No voy a referirme, en este breve artículo, a la masa necesaria para fabricar el alimento universal: el pan. No. En este caso concreto, aludo a lo que se considera el conjunto de una serie de ciudadanos, una serie de individuos -en general, en cantidades ingentes-, en los que la individualidad queda anulada.
A medida que la primera ola de la terrible y temible pandemia por el virus bautizado como “covid-19” empezó a remitir sus efectos masivos y, lógicamente, el estado de alarma decretado por el gobierno español inició una nueva etapa de relajamiento, las distintas administraciones públicas -ante evidentes casos de rebrotes, importantes en algunas zonas del territorio- han dictado algunas medidas menores para intentar frenar su avance y han dedicado sus esfuerzos para blindar la salud de los ciudadanos.
La gran diferencia entre las medidas aplicadas bajo el estado de alarma y las actuales estriba en la obligatoriedad del cumplimiento de dichas disposiciones. Me explico: la desigualdad de los efectos consiste en lo distinto que representa una imposición del cumplimiento de la ley bajo coacciones judiciales o, simplemente, sanciones pecuniarias, sumado a una actitud férrea de los cuerpos de seguridad, sobre lo que se conoce como “recomendaciones”, una posición gubernativa consistente en confiar la responsabilidad general a las personas, sin que esto represente ninguna especial vigilancia policial ni tan solo un refuerzo a base de multas.
En países más civilizados, en los que el sosiego, la cultura y el sentido del civismo están más cristalizados entre la sociedad -como por ejemplo Alemania o Suiza- las “recomendaciones” que disponen los respectivos gobiernos son aceptadas por la ciudadanía como “órdenes” y, por consiguiente, la responsabilidad social es repartida entre la población casi sin rechistar. Y, así, de este modo, las cosas funcionan.

§ §

#### ACTIVIDAD A:
Responde a partir del texto sobre la pandemia:
(i) ¿Qué nombre recibió el virus de la pandemia?
(ii) ¿En qué estriba la gran diferencia entre las medidas aplicadas bajo el estado de alarma y las actuales?
(iii) ¿Qué dos países se citan como ejemplo de países más civilizados?
#### ACTIVIDAD B:
Por favor, prosigue el texto sobre la pandemia desde donde se detiene.
No es necesario consultar los registros.

§ §

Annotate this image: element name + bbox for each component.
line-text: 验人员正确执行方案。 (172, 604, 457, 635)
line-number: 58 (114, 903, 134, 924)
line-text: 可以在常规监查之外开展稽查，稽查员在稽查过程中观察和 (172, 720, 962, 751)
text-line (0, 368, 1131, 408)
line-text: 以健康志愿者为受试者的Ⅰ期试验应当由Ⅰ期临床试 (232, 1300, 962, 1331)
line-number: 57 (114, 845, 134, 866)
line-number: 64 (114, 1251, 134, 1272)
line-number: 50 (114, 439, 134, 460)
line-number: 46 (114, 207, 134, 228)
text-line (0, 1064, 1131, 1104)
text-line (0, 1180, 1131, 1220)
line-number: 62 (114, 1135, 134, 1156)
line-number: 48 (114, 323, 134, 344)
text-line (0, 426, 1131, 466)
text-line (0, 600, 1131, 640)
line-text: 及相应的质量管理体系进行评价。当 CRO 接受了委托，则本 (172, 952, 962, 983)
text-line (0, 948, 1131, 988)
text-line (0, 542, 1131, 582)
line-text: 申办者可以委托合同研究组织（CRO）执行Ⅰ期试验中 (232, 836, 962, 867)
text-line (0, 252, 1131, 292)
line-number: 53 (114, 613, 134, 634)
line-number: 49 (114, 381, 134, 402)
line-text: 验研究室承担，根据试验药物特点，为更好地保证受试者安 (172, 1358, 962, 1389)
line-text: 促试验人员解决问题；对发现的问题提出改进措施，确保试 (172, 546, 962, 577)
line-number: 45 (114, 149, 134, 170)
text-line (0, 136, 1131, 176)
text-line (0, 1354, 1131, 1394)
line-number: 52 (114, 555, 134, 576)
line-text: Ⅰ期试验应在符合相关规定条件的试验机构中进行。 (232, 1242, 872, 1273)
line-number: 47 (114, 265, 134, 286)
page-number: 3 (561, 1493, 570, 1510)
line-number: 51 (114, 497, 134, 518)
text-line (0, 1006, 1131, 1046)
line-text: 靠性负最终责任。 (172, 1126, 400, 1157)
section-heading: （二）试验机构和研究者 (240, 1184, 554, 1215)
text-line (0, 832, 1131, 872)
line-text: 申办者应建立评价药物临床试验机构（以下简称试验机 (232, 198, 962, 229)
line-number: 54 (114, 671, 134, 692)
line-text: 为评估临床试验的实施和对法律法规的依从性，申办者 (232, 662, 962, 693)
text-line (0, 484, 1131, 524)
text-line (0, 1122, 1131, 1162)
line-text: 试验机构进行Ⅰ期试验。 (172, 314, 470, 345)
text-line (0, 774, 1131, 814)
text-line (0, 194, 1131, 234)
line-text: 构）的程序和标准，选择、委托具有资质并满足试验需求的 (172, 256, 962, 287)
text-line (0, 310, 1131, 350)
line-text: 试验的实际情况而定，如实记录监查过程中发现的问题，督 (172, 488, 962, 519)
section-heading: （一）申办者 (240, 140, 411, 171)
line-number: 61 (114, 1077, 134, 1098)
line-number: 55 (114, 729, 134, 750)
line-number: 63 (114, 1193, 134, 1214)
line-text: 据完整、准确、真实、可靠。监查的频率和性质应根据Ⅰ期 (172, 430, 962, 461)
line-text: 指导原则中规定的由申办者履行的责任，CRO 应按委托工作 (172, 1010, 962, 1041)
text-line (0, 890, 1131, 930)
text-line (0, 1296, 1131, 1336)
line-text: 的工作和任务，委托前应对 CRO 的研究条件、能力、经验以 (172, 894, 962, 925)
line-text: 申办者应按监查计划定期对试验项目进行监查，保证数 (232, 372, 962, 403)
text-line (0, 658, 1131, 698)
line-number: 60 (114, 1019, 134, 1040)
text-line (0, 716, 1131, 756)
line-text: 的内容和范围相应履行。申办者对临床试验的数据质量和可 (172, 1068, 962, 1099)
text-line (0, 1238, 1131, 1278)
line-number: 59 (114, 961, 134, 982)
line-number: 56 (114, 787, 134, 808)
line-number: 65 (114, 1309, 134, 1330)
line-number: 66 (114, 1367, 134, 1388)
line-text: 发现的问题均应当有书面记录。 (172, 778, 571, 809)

§ §

#### RESPUESTA ESCRITA A:
(i) "Covid-19".
(ii) En la obligatoriedad del cumplimiento de dichas disposiciones.
(iii) Alemania y Suiza.

#### RESPUESTA ESCRITA B:
Nuestro país, en este sentido, es poseedor, de antiguo, de un carácter modelo “Viva la Virgen” que hace prácticamente imposible el seguimiento estricto y necesario de cualquier “recomendación” que venga de arriba. De hecho, el cumplimiento de la ley “recomendada” es pasada por el forro de una manera incontestable. ¿Será por aquello de que somos latinos o, más aún, mediterráneos y ya se sabe, el clima y otras memeces fuerzan el ánimo a pasar de todo? Nada de nada: simplemente, somos indisciplinados y punto. De manera que el único sistema y el único argumento que funciona en nuestros lares es el del palo; y no siempre.
La “gente”, nuestra gente, así a lo gordo, ejerce el incivismo de un modo generalizado: latas de bebidas, fundas de patatas fritas, plásticos y toda clase de porquerías aparecen al borde (o en medio, directamente) de nuestros caminos y senderos; véase las playas después del paso de unos cuantos bañistas; o las orillas de las carreteras con el mar de colillas; o los restos de botellones...
Insisto: la única solución -vuelvo al tema de la pandemia y sus actuales rebrotes peligrosos- es la vuelta a la obligatoriedad de seguir las normas dictadas y una fuerte y severa reacción de las autoridades forzando una clara represión por parte policial destinada a anular a los salvajes que infectan al conjunto de la sociedad con sus posturas indignas y repelentes. Multas, sí, a toda castaña y de alto valor monetario o, si fuera necesaria, con penas sobre delitos cometidos.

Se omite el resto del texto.